“Behold thy king cometh unto thee”
The joy of this day is equally our pain. We wave branches of palms and sing “Hosanna to the Son of David.” We hail a king who enters his royal city. There is joy. Everyone loves a parade. Palm Sunday, we might say, is Christ’s parade. There is a sense of euphoria that belongs to the celebration of liberation or at least its anticipation.
And yet, the one before whom we wave branches of palm and to whom we sing “Hosanna to the king”, we also shout “Crucify, Crucify.” We nail him to a tree. The one whom we hail as king we mock and deny his rule in our souls and so deny our souls as well. We cast him out of his royal city and find ourselves the outcasts of all creation. In every way we make the parade of this day a parody of his way. We confront a contradiction, a contradiction within ourselves, a contradiction which we hardly know or see until it is pointed out to us, until we are made to see what we will not see. “They [we] shall look on him who they [we] have pierced.”
This is what we do. We make a parody of God’s way. Yet God makes something more. He makes a procession of redeeming love out of our parody of his parade. We shall find that our first notes of joy and euphoria are more true than at first we thought or knew. But only if we enter into the dark hell of Holy Week and into the heart-rending pain of the Passion. Only in passing through the parody of God’s parade can we even begin to hope to come into the procession of his endless love which bursts forth in the Resurrection. And only then might our joys more truly begin. We go from joy to sorrow and from greater sorrow to an even greater joy. Such is Passion and Resurrection.
Yet, perhaps, this must seem all a bit too much. How is it that you and I are present at all in these events, whether singing “Hosanna” or shouting “Crucify”, whether hailing or mocking one who is and who is not a king? The intent of our liturgy – and this week is really one long liturgy, from Palm Sunday to Easter Day – places us in these events, in the midst of these happenings. But again, what does that mean for you and for me and how can that be? Because these events confront us with ourselves. We confront something of ourselves in the presence of God.

____________

◆ **Exercise requirements**:
1. Return the passage of the Palm Sunday sermon from "Yet, perhaps, this" to "presence of God.", word for word.
2. Write the next part of the Palm Sunday sermon, picking up right after its last sentence.

[Element position data]

____________

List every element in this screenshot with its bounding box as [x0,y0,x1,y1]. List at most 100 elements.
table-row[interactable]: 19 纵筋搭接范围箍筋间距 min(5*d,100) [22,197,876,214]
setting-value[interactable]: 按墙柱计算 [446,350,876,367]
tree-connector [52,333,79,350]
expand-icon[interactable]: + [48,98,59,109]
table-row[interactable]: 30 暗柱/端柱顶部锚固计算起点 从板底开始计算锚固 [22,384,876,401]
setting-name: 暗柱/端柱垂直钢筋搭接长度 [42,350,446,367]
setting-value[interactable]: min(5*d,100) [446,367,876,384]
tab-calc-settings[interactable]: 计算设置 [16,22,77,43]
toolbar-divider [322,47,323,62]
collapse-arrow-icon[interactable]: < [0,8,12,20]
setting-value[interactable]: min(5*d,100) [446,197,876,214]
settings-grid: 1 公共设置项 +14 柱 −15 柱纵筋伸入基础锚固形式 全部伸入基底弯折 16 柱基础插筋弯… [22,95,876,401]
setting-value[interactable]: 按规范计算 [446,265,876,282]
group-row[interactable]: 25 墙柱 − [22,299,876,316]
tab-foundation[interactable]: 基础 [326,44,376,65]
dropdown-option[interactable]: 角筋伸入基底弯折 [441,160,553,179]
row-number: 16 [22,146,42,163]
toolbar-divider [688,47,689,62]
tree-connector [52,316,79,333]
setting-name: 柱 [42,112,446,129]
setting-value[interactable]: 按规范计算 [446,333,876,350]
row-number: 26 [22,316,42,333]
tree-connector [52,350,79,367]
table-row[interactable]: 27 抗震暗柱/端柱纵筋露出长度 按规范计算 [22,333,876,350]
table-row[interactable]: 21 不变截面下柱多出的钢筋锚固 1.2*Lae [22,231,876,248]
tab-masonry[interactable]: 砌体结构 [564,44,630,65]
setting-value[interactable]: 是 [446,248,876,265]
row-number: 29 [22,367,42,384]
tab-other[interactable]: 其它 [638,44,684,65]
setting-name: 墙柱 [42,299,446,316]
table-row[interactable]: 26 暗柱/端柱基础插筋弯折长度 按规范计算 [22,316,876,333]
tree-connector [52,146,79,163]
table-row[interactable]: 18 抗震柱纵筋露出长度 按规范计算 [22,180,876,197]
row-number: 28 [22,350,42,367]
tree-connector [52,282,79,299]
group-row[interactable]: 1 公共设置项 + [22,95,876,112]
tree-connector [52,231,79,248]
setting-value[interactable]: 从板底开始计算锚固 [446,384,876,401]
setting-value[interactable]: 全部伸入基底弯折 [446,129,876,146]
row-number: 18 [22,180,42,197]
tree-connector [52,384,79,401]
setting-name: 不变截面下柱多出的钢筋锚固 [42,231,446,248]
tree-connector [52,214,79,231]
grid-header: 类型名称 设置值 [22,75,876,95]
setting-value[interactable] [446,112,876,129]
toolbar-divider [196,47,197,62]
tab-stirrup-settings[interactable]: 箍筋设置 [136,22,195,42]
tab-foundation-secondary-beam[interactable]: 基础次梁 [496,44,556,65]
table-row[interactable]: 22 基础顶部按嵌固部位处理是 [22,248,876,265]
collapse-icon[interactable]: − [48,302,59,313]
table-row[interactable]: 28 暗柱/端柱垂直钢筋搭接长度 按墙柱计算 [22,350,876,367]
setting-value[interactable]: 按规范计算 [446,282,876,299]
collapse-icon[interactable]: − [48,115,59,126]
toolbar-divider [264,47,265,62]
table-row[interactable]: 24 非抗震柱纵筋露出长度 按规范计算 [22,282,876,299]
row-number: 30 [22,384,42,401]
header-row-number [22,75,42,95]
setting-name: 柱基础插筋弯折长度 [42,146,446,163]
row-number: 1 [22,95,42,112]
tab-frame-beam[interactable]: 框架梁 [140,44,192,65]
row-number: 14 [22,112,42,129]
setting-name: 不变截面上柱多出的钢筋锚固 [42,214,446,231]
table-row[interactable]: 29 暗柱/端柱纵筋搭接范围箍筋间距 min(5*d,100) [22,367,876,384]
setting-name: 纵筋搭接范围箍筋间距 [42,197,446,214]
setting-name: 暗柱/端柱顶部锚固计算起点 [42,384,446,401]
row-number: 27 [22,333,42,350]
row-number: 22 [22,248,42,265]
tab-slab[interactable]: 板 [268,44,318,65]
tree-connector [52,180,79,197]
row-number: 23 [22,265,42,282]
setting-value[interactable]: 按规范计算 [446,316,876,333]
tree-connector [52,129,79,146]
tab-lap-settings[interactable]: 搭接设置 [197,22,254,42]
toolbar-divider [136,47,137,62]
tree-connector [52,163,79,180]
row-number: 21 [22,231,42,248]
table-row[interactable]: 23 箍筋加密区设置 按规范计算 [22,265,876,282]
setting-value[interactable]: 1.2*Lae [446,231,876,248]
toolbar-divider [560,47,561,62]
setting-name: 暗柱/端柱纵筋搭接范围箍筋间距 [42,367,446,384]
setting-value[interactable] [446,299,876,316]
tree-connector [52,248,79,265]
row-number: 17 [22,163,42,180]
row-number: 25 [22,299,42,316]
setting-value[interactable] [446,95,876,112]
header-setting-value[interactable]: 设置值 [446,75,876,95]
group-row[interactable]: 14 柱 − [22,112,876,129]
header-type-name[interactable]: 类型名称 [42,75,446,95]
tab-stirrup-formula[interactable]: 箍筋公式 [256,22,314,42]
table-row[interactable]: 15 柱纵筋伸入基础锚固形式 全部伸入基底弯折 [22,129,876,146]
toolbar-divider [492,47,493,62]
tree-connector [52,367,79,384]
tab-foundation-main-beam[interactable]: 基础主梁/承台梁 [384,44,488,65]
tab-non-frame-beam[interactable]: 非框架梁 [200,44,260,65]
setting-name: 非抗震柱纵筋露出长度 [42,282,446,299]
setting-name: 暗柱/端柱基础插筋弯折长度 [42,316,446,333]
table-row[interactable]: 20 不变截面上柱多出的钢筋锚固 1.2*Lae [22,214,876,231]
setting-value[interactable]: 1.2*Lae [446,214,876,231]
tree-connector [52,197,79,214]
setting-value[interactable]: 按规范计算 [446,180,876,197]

____________

◆ **Results**:
1.
Yet, perhaps, this must seem all a bit too much. How is it that you and I are present at all in these events, whether singing “Hosanna” or shouting “Crucify”, whether hailing or mocking one who is and who is not a king? The intent of our liturgy – and this week is really one long liturgy, from Palm Sunday to Easter Day – places us in these events, in the midst of these happenings. But again, what does that mean for you and for me and how can that be? Because these events confront us with ourselves. We confront something of ourselves in the presence of God.

2.
We confront the mysteries of sin and death in the greater presence of the God who is love and life. But only through the parade of his Passion. The events of Holy Week compel us to look at ourselves anew, not simply with some greater degree of psychological insight but in the increased awareness of the presence of God. We are drawn into love by repentance. We are drawn into worship by holy fear. We are drawn into joy by sorrow. But why?
Because our lives are a parody of God. All sin is parody. What? Are our lives all and simply sin? Yes and no. We are, to be sure, far less than what we should and seek to be. Every parody depends upon a truth which it twists and turns, denies and mocks in fitful and pathetic imitation. To some extent or another – it is all a matter of degree – we pretend to be what we are not. We imitate the power and the wisdom of God but forget that he is God and we are not. We forget the conditions of our participation in his divine life. In short, we make a parody of his way. There is, perhaps, no greater mercy than that Jesus should name our sins as ignorance, praying in the pain of his passion “Father, forgive them for they know not what they do.” We do and do not know what we do. We do not know ourselves.
Such is the painful paradox of the Passion and the mystery of Palm Sunday. We do and we do not know what we do or who we are. Yet this becomes the means of our blessedness and joy. To know our unknowing is part and parcel of the labour of Holy Week; it is a liturgical labour in which we find our freedom. Our hearts are fickle and inconstant. There is at once our folly and our wickedness; we cling to our hurts and injuries; we lash out in anger and rage. Our petty complaints hide our better intentions while our best intentions conceal our deadly pride. This is our unfreedom. We do not know ourselves. Yet this is what we see.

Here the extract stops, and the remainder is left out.